Nothing may be dropped or altered: reproduce all the data.

■ ■ ■ ■ ■ ■ ■

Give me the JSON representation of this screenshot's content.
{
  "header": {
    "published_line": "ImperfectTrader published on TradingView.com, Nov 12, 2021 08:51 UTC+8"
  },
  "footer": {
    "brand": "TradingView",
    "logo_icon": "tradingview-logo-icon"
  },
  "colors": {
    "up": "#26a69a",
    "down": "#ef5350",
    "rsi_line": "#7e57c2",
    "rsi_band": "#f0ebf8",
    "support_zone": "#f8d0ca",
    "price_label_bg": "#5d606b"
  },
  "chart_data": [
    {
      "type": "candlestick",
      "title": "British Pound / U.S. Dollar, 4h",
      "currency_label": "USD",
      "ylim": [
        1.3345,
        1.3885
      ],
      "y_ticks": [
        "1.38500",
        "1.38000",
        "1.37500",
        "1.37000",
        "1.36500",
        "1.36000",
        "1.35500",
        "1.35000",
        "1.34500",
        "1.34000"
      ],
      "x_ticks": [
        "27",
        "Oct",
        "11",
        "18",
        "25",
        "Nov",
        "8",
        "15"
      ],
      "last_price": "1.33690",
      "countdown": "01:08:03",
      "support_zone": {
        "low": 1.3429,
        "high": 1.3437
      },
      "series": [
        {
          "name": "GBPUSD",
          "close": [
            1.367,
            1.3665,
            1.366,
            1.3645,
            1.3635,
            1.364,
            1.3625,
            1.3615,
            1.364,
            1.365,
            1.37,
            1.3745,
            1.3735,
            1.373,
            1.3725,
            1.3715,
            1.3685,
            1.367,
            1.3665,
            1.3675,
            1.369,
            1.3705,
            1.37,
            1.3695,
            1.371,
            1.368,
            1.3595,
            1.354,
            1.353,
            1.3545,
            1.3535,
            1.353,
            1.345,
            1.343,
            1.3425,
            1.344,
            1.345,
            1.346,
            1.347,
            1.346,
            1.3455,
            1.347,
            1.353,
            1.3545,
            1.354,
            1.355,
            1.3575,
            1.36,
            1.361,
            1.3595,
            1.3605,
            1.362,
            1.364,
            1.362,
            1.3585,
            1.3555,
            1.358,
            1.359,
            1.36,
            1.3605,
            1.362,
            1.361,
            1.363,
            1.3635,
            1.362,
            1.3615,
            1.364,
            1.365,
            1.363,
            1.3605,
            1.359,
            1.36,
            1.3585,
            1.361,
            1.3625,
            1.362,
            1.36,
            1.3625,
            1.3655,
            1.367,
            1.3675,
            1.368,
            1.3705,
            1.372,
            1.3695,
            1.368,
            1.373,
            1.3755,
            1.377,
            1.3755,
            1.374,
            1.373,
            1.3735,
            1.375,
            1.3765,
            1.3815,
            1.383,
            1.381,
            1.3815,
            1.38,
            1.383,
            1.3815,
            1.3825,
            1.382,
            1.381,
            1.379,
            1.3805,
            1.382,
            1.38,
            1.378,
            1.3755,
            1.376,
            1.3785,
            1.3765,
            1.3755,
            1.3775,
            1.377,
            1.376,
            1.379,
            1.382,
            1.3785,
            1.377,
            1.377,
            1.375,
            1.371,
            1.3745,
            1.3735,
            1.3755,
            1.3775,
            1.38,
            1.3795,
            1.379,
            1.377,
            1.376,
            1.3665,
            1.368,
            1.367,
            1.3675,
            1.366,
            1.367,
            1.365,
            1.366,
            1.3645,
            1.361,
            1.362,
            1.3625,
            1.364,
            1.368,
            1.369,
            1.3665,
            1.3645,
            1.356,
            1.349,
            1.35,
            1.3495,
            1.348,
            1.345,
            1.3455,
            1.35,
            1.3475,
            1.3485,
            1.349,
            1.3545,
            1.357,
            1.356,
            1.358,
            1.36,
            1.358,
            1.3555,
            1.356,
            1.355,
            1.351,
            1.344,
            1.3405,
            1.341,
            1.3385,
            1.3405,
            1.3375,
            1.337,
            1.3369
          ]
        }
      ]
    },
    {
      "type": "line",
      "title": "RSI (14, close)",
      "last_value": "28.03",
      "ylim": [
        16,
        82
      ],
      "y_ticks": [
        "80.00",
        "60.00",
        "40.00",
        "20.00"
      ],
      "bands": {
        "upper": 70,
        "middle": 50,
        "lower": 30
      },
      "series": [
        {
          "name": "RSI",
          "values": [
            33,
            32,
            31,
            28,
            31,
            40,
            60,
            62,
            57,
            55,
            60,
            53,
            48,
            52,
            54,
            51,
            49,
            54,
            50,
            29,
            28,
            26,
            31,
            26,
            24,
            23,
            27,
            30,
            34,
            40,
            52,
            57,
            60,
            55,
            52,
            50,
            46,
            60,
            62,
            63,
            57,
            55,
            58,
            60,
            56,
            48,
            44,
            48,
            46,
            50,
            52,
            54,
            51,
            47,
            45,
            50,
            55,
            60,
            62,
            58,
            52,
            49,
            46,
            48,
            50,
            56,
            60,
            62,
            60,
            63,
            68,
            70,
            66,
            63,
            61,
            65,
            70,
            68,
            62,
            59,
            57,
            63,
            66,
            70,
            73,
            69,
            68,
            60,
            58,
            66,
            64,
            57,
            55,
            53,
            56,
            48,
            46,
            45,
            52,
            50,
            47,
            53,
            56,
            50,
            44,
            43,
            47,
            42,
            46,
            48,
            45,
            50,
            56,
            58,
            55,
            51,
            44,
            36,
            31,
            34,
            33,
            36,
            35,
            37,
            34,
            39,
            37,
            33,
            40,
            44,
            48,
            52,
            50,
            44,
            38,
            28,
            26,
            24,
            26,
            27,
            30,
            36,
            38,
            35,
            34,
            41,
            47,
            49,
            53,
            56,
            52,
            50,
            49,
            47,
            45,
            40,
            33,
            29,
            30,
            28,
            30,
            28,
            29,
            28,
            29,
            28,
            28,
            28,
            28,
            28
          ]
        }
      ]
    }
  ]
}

■ ■ ■ ■ ■ ■ ■

**Exercise result:**
Give me the JSON representation of this screenshot's content.
{
  "header": {
    "published_line": "ImperfectTrader published on TradingView.com, Nov 12, 2021 08:51 UTC+8"
  },
  "footer": {
    "brand": "TradingView",
    "logo_icon": "tradingview-logo-icon"
  },
  "colors": {
    "up": "#26a69a",
    "down": "#ef5350",
    "rsi_line": "#7e57c2",
    "rsi_band": "#f0ebf8",
    "support_zone": "#f8d0ca",
    "price_label_bg": "#5d606b"
  },
  "chart_data": [
    {
      "type": "candlestick",
      "title": "British Pound / U.S. Dollar, 4h",
      "currency_label": "USD",
      "ylim": [
        1.3345,
        1.3885
      ],
      "y_ticks": [
        "1.38500",
        "1.38000",
        "1.37500",
        "1.37000",
        "1.36500",
        "1.36000",
        "1.35500",
        "1.35000",
        "1.34500",
        "1.34000"
      ],
      "x_ticks": [
        "27",
        "Oct",
        "11",
        "18",
        "25",
        "Nov",
        "8",
        "15"
      ],
      "last_price": "1.33690",
      "countdown": "01:08:03",
      "support_zone": {
        "low": 1.3429,
        "high": 1.3437
      },
      "series": [
        {
          "name": "GBPUSD",
          "close": [
            1.367,
            1.3665,
            1.366,
            1.3645,
            1.3635,
            1.364,
            1.3625,
            1.3615,
            1.364,
            1.365,
            1.37,
            1.3745,
            1.3735,
            1.373,
            1.3725,
            1.3715,
            1.3685,
            1.367,
            1.3665,
            1.3675,
            1.369,
            1.3705,
            1.37,
            1.3695,
            1.371,
            1.368,
            1.3595,
            1.354,
            1.353,
            1.3545,
            1.3535,
            1.353,
            1.345,
            1.343,
            1.3425,
            1.344,
            1.345,
            1.346,
            1.347,
            1.346,
            1.3455,
            1.347,
            1.353,
            1.3545,
            1.354,
            1.355,
            1.3575,
            1.36,
            1.361,
            1.3595,
            1.3605,
            1.362,
            1.364,
            1.362,
            1.3585,
            1.3555,
            1.358,
            1.359,
            1.36,
            1.3605,
            1.362,
            1.361,
            1.363,
            1.3635,
            1.362,
            1.3615,
            1.364,
            1.365,
            1.363,
            1.3605,
            1.359,
            1.36,
            1.3585,
            1.361,
            1.3625,
            1.362,
            1.36,
            1.3625,
            1.3655,
            1.367,
            1.3675,
            1.368,
            1.3705,
            1.372,
            1.3695,
            1.368,
            1.373,
            1.3755,
            1.377,
            1.3755,
            1.374,
            1.373,
            1.3735,
            1.375,
            1.3765,
            1.3815,
            1.383,
            1.381,
            1.3815,
            1.38,
            1.383,
            1.3815,
            1.3825,
            1.382,
            1.381,
            1.379,
            1.3805,
            1.382,
            1.38,
            1.378,
            1.3755,
            1.376,
            1.3785,
            1.3765,
            1.3755,
            1.3775,
            1.377,
            1.376,
            1.379,
            1.382,
            1.3785,
            1.377,
            1.377,
            1.375,
            1.371,
            1.3745,
            1.3735,
            1.3755,
            1.3775,
            1.38,
            1.3795,
            1.379,
            1.377,
            1.376,
            1.3665,
            1.368,
            1.367,
            1.3675,
            1.366,
            1.367,
            1.365,
            1.366,
            1.3645,
            1.361,
            1.362,
            1.3625,
            1.364,
            1.368,
            1.369,
            1.3665,
            1.3645,
            1.356,
            1.349,
            1.35,
            1.3495,
            1.348,
            1.345,
            1.3455,
            1.35,
            1.3475,
            1.3485,
            1.349,
            1.3545,
            1.357,
            1.356,
            1.358,
            1.36,
            1.358,
            1.3555,
            1.356,
            1.355,
            1.351,
            1.344,
            1.3405,
            1.341,
            1.3385,
            1.3405,
            1.3375,
            1.337,
            1.3369
          ]
        }
      ]
    },
    {
      "type": "line",
      "title": "RSI (14, close)",
      "last_value": "28.03",
      "ylim": [
        16,
        82
      ],
      "y_ticks": [
        "80.00",
        "60.00",
        "40.00",
        "20.00"
      ],
      "bands": {
        "upper": 70,
        "middle": 50,
        "lower": 30
      },
      "series": [
        {
          "name": "RSI",
          "values": [
            33,
            32,
            31,
            28,
            31,
            40,
            60,
            62,
            57,
            55,
            60,
            53,
            48,
            52,
            54,
            51,
            49,
            54,
            50,
            29,
            28,
            26,
            31,
            26,
            24,
            23,
            27,
            30,
            34,
            40,
            52,
            57,
            60,
            55,
            52,
            50,
            46,
            60,
            62,
            63,
            57,
            55,
            58,
            60,
            56,
            48,
            44,
            48,
            46,
            50,
            52,
            54,
            51,
            47,
            45,
            50,
            55,
            60,
            62,
            58,
            52,
            49,
            46,
            48,
            50,
            56,
            60,
            62,
            60,
            63,
            68,
            70,
            66,
            63,
            61,
            65,
            70,
            68,
            62,
            59,
            57,
            63,
            66,
            70,
            73,
            69,
            68,
            60,
            58,
            66,
            64,
            57,
            55,
            53,
            56,
            48,
            46,
            45,
            52,
            50,
            47,
            53,
            56,
            50,
            44,
            43,
            47,
            42,
            46,
            48,
            45,
            50,
            56,
            58,
            55,
            51,
            44,
            36,
            31,
            34,
            33,
            36,
            35,
            37,
            34,
            39,
            37,
            33,
            40,
            44,
            48,
            52,
            50,
            44,
            38,
            28,
            26,
            24,
            26,
            27,
            30,
            36,
            38,
            35,
            34,
            41,
            47,
            49,
            53,
            56,
            52,
            50,
            49,
            47,
            45,
            40,
            33,
            29,
            30,
            28,
            30,
            28,
            29,
            28,
            29,
            28,
            28,
            28,
            28,
            28
          ]
        }
      ]
    }
  ]
}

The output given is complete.